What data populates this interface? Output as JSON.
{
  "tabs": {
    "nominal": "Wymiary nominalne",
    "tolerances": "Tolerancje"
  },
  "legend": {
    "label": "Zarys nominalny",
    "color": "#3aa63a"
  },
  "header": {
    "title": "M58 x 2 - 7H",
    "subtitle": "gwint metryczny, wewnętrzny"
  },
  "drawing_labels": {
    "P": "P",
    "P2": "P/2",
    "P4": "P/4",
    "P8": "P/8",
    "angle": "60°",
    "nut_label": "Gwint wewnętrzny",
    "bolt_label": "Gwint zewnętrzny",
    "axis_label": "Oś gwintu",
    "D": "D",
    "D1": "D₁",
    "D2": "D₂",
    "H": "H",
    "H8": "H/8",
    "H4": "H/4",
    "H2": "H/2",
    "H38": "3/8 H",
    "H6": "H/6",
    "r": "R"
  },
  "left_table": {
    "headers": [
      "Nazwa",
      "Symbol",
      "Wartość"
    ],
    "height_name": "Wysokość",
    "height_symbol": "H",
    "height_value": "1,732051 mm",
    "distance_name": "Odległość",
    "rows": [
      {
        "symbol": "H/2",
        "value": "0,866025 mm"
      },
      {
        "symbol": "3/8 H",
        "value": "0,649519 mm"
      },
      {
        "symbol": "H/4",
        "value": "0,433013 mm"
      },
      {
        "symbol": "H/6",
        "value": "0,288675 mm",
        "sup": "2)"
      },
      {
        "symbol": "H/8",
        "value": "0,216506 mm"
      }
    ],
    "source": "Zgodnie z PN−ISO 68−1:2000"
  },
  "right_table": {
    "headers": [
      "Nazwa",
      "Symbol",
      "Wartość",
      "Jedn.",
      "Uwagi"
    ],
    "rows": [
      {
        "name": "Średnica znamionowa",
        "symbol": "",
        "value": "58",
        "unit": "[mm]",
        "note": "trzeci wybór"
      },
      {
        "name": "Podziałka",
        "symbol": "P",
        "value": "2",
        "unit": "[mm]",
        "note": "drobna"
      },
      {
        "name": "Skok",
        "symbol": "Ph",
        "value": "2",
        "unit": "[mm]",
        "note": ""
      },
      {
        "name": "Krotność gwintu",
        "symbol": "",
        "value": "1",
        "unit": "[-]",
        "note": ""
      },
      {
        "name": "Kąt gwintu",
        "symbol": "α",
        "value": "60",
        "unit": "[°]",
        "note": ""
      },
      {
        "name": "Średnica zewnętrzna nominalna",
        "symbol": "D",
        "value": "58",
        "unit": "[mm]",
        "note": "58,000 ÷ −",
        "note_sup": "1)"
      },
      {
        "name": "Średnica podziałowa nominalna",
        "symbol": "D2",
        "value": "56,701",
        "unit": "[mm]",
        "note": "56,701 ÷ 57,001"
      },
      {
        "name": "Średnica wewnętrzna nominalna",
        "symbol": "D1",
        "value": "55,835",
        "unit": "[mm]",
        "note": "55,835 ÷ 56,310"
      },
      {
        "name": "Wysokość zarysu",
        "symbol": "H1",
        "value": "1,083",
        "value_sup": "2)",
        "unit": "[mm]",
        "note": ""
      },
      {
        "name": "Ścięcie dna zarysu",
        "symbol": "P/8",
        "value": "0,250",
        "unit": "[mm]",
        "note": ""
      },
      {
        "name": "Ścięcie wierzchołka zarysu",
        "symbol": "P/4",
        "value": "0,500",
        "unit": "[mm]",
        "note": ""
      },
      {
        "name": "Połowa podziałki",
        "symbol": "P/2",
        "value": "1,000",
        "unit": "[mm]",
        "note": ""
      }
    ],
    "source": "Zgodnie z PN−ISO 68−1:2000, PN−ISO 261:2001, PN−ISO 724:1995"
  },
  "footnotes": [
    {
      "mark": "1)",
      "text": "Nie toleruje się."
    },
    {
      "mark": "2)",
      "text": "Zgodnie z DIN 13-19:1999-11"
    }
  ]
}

* * *

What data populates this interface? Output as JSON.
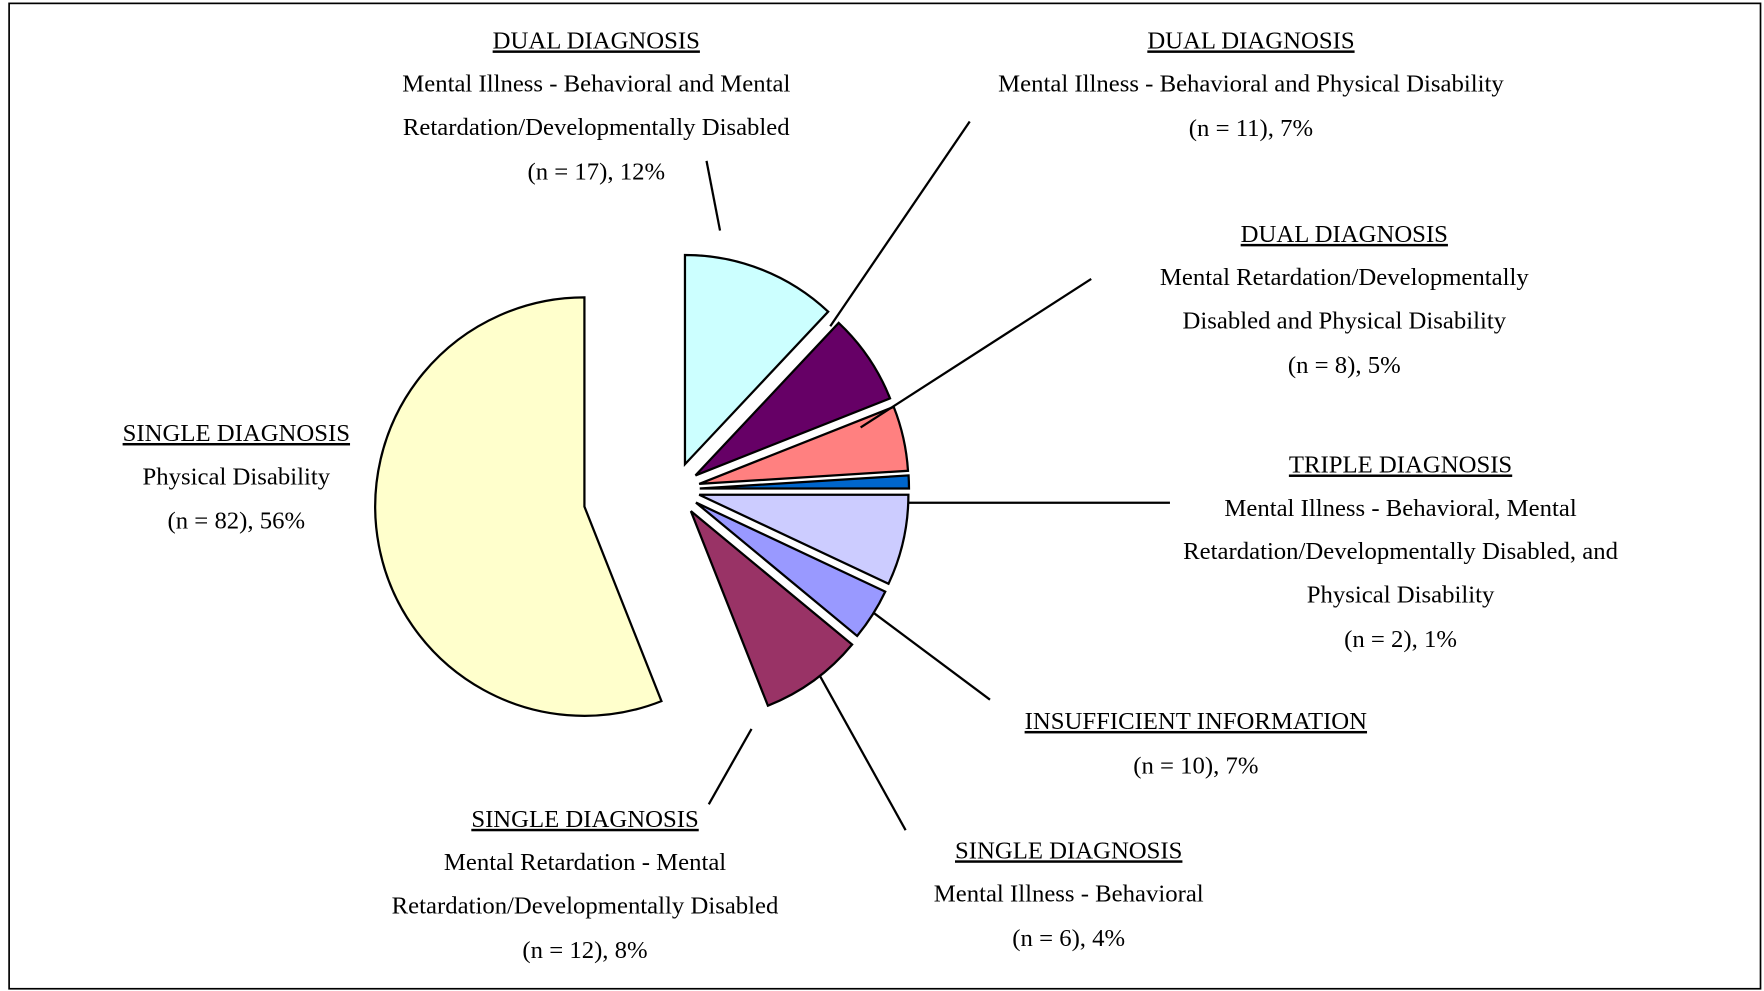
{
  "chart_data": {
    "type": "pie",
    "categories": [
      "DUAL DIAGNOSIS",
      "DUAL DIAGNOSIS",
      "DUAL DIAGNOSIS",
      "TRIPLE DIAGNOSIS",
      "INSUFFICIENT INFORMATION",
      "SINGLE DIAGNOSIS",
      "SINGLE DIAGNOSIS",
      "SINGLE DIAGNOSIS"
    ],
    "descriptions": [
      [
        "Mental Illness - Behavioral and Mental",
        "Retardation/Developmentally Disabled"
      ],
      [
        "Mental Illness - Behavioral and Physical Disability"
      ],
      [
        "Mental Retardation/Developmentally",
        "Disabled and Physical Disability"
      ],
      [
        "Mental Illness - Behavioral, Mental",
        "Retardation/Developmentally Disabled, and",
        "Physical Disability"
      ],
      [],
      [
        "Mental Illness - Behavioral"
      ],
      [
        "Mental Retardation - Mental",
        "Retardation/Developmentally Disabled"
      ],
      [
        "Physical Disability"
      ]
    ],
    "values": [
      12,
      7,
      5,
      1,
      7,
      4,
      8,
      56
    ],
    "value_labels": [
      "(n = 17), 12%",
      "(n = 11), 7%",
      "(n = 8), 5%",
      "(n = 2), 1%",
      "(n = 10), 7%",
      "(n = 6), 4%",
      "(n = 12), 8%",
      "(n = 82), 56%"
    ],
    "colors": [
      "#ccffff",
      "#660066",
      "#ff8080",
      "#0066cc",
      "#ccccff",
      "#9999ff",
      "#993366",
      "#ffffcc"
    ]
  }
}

==

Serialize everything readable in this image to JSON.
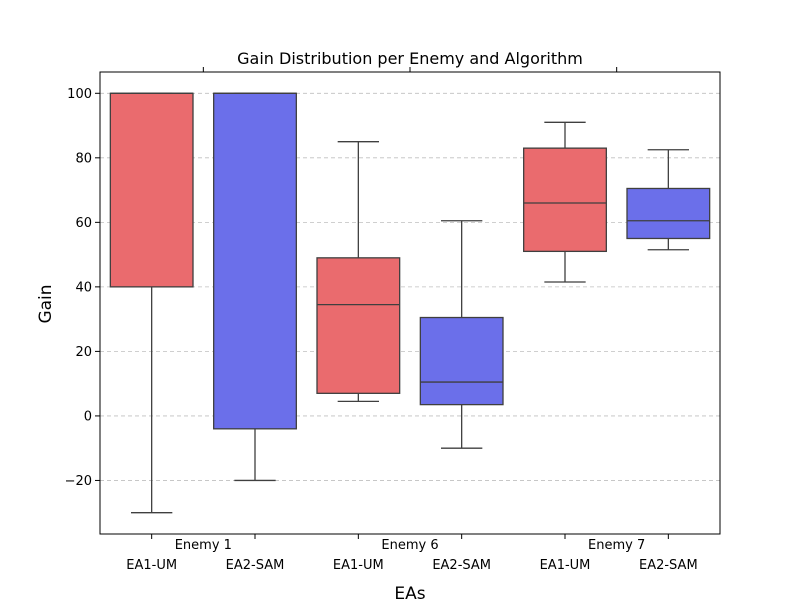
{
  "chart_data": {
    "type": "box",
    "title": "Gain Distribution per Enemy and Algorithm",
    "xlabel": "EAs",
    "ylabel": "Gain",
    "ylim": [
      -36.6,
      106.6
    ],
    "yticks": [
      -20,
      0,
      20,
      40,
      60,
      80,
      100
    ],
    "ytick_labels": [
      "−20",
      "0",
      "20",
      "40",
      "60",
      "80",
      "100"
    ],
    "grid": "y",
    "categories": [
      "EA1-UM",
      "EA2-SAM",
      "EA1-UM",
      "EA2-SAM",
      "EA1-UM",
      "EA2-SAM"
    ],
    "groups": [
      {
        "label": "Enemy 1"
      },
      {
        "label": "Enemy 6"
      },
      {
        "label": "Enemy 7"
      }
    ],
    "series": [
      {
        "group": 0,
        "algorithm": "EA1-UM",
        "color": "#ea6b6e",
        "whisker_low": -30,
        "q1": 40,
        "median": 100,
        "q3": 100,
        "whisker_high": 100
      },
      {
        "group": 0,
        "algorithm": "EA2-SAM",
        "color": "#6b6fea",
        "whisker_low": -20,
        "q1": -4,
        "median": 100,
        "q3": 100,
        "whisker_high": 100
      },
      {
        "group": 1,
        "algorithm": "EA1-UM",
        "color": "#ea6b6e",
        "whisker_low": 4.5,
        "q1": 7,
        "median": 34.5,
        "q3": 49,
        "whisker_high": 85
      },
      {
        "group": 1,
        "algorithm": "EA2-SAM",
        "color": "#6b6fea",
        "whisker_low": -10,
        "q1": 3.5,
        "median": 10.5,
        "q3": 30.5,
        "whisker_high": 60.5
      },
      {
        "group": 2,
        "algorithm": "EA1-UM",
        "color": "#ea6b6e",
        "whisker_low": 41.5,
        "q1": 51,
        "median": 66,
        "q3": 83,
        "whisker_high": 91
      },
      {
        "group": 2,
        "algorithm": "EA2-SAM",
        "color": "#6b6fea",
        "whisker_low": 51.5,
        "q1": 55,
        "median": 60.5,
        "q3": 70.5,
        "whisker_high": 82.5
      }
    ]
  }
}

▶ _WRITTEN INSTRUCTION_:
Locate the lines above that contain "median" and copy them.

▶ _TASK ANSWER_:
        "median": 100,
        "median": 100,
        "median": 34.5,
        "median": 10.5,
        "median": 66,
        "median": 60.5,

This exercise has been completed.